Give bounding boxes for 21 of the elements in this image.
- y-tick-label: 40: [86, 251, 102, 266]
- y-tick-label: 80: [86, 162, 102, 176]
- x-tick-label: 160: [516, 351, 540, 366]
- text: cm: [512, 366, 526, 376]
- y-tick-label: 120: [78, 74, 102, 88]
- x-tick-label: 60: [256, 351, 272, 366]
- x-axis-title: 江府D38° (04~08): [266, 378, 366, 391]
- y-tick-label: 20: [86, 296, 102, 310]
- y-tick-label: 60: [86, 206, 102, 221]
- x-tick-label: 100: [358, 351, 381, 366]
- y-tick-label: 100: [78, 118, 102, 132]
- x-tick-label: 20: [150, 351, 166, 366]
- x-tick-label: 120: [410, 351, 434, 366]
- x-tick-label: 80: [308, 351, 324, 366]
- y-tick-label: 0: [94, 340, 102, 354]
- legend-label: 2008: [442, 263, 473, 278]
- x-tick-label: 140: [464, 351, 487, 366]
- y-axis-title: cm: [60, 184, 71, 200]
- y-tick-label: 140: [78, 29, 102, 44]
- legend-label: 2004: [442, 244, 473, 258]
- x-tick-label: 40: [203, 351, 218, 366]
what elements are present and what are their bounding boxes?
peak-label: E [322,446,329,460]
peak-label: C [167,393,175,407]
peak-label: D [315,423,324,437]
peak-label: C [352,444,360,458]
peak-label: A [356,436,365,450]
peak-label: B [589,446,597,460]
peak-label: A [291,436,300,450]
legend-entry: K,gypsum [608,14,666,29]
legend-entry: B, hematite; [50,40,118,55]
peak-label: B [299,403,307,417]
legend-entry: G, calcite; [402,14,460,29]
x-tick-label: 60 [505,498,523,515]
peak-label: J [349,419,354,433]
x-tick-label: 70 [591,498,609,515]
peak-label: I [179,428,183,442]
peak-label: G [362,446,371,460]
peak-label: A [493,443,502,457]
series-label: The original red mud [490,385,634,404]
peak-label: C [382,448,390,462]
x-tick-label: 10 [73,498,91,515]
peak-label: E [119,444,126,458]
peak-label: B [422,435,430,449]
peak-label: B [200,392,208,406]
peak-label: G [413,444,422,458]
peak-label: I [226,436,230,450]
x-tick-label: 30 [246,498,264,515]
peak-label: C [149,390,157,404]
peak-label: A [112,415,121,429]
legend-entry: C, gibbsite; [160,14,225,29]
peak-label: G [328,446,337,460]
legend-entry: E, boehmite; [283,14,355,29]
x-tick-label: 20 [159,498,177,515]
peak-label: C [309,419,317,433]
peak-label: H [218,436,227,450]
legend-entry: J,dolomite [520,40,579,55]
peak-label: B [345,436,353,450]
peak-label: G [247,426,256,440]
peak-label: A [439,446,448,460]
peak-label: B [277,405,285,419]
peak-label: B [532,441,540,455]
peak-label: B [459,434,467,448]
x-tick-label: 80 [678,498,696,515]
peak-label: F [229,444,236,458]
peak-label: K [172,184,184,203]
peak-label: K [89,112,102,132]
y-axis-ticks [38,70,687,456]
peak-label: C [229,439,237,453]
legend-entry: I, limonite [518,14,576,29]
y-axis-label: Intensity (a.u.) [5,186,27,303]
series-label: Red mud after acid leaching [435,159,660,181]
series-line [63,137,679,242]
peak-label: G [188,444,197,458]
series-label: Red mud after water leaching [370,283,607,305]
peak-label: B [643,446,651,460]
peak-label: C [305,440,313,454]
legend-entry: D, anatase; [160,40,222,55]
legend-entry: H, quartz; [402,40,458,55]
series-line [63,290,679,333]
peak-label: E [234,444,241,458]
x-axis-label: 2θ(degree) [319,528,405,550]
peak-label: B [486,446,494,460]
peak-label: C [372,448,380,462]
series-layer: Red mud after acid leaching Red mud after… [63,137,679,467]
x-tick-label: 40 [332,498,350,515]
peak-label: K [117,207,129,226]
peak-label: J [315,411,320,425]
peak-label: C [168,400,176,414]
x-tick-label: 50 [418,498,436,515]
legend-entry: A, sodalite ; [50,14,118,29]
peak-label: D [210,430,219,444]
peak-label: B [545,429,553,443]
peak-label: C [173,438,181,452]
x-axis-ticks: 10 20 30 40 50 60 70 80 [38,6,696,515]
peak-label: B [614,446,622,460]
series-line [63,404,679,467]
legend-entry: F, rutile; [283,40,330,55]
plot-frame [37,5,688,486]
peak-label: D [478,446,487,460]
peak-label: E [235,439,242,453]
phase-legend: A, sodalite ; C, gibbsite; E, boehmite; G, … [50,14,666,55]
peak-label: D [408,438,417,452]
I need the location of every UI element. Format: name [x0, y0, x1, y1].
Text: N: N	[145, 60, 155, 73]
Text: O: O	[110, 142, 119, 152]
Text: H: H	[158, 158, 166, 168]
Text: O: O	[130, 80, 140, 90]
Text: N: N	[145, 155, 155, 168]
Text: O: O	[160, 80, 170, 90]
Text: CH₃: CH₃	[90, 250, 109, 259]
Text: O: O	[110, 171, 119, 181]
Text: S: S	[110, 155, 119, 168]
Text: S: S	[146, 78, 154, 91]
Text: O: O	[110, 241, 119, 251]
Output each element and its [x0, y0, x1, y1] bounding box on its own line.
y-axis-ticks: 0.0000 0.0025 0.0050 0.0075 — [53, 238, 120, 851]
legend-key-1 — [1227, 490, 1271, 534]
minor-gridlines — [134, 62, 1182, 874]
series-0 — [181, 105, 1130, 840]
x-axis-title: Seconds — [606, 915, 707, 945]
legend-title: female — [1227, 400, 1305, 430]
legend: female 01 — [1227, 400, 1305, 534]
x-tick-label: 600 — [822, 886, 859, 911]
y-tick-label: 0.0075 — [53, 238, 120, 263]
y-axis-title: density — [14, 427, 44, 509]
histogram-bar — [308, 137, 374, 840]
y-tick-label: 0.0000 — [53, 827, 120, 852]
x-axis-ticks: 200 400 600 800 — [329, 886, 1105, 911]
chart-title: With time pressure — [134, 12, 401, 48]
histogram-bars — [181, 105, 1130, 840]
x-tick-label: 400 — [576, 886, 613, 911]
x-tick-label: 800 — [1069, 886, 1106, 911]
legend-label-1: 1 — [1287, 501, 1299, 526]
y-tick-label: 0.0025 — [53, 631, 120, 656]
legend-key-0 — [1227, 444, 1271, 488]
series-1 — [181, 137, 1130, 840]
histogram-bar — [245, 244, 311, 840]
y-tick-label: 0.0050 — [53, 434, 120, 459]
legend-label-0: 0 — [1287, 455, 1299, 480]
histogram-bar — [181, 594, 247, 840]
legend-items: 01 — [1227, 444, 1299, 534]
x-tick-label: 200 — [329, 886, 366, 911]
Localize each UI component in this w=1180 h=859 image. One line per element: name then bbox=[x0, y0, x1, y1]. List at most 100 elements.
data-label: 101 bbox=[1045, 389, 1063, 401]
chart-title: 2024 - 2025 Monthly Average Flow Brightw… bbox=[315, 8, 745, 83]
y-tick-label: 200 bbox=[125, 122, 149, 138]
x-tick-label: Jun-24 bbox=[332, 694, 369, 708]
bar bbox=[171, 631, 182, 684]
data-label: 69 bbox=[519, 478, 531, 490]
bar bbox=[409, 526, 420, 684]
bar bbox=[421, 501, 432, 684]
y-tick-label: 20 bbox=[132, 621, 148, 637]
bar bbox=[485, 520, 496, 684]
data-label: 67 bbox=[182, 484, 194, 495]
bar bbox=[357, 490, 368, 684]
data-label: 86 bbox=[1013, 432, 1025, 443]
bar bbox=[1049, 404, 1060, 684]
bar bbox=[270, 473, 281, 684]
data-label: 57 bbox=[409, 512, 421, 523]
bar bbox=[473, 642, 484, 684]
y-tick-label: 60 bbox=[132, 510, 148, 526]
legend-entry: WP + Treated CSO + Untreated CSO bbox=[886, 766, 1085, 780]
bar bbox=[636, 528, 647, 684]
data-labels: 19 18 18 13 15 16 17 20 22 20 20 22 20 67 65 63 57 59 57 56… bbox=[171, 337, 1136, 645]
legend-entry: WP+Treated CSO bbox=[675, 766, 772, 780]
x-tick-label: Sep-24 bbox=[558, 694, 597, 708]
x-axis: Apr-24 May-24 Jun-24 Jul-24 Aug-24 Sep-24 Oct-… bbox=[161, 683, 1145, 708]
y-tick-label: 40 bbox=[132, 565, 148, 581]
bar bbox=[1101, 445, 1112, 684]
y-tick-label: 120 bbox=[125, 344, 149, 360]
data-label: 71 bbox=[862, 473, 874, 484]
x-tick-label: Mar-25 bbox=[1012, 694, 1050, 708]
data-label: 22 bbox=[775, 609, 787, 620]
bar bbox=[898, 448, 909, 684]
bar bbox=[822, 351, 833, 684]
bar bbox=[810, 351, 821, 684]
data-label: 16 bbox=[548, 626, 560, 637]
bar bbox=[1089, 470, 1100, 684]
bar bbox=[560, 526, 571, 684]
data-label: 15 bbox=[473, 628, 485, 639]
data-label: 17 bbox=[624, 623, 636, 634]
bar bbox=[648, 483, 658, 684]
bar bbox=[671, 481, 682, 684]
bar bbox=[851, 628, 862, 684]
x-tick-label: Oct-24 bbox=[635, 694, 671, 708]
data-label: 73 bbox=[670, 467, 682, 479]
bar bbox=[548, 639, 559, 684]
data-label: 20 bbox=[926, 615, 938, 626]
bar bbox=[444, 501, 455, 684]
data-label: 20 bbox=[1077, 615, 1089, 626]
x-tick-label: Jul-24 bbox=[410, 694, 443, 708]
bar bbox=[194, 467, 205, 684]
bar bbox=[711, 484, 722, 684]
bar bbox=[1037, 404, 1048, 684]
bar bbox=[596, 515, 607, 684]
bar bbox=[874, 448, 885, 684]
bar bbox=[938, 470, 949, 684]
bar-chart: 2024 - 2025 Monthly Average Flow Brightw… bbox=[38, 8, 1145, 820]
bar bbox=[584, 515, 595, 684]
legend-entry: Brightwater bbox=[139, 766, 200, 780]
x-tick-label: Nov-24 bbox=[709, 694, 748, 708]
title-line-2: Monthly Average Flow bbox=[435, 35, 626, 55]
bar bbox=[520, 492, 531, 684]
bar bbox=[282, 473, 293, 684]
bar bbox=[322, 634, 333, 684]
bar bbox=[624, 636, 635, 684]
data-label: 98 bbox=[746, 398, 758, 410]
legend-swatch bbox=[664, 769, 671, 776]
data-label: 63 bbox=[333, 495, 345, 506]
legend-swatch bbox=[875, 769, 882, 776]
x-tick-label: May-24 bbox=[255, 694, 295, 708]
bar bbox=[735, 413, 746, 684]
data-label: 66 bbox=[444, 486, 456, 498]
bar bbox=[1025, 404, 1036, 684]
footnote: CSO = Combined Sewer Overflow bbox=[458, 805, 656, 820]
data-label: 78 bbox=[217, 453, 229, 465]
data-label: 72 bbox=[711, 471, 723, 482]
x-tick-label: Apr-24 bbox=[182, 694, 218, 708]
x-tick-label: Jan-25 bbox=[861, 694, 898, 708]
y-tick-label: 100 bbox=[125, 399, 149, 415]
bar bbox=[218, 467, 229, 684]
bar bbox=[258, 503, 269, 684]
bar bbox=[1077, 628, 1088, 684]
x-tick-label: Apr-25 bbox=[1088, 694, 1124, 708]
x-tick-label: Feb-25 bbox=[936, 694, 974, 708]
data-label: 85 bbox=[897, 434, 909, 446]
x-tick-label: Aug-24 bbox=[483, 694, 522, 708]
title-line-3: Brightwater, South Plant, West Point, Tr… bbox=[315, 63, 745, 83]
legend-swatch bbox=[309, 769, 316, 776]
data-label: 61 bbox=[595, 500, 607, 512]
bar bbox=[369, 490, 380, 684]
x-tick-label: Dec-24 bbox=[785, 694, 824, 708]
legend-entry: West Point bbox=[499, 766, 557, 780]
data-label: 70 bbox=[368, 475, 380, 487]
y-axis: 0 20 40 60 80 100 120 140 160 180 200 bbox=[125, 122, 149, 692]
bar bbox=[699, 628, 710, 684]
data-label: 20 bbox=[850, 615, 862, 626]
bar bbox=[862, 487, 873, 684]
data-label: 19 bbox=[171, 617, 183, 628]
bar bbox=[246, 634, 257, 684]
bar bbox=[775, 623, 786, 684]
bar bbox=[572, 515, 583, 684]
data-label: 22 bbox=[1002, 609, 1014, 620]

■ **Stated goal**
Rewrite the part of the records that runs from the start through the line containing "peak-label: G [413,444,422,458]", replacing "calcite" with "dolomite" and leaving everything else unchanged.

■ **The result**
Give bounding boxes for 21 of the elements in this image.
- y-tick-label: 40: [86, 251, 102, 266]
- y-tick-label: 80: [86, 162, 102, 176]
- x-tick-label: 160: [516, 351, 540, 366]
- text: cm: [512, 366, 526, 376]
- y-tick-label: 120: [78, 74, 102, 88]
- x-tick-label: 60: [256, 351, 272, 366]
- x-axis-title: 江府D38° (04~08): [266, 378, 366, 391]
- y-tick-label: 20: [86, 296, 102, 310]
- y-tick-label: 60: [86, 206, 102, 221]
- x-tick-label: 100: [358, 351, 381, 366]
- y-tick-label: 100: [78, 118, 102, 132]
- x-tick-label: 20: [150, 351, 166, 366]
- x-tick-label: 120: [410, 351, 434, 366]
- x-tick-label: 80: [308, 351, 324, 366]
- y-tick-label: 0: [94, 340, 102, 354]
- legend-label: 2008: [442, 263, 473, 278]
- x-tick-label: 140: [464, 351, 487, 366]
- y-axis-title: cm: [60, 184, 71, 200]
- y-tick-label: 140: [78, 29, 102, 44]
- legend-label: 2004: [442, 244, 473, 258]
- x-tick-label: 40: [203, 351, 218, 366]
what elements are present and what are their bounding boxes?
peak-label: E [322,446,329,460]
peak-label: C [167,393,175,407]
peak-label: D [315,423,324,437]
peak-label: C [352,444,360,458]
peak-label: A [356,436,365,450]
peak-label: B [589,446,597,460]
peak-label: A [291,436,300,450]
legend-entry: K,gypsum [608,14,666,29]
legend-entry: B, hematite; [50,40,118,55]
peak-label: B [299,403,307,417]
legend-entry: G, dolomite; [402,14,460,29]
x-tick-label: 60 [505,498,523,515]
peak-label: J [349,419,354,433]
x-tick-label: 70 [591,498,609,515]
peak-label: I [179,428,183,442]
peak-label: G [362,446,371,460]
peak-label: A [493,443,502,457]
series-label: The original red mud [490,385,634,404]
peak-label: C [382,448,390,462]
x-tick-label: 10 [73,498,91,515]
peak-label: E [119,444,126,458]
peak-label: B [422,435,430,449]
peak-label: B [200,392,208,406]
peak-label: G [413,444,422,458]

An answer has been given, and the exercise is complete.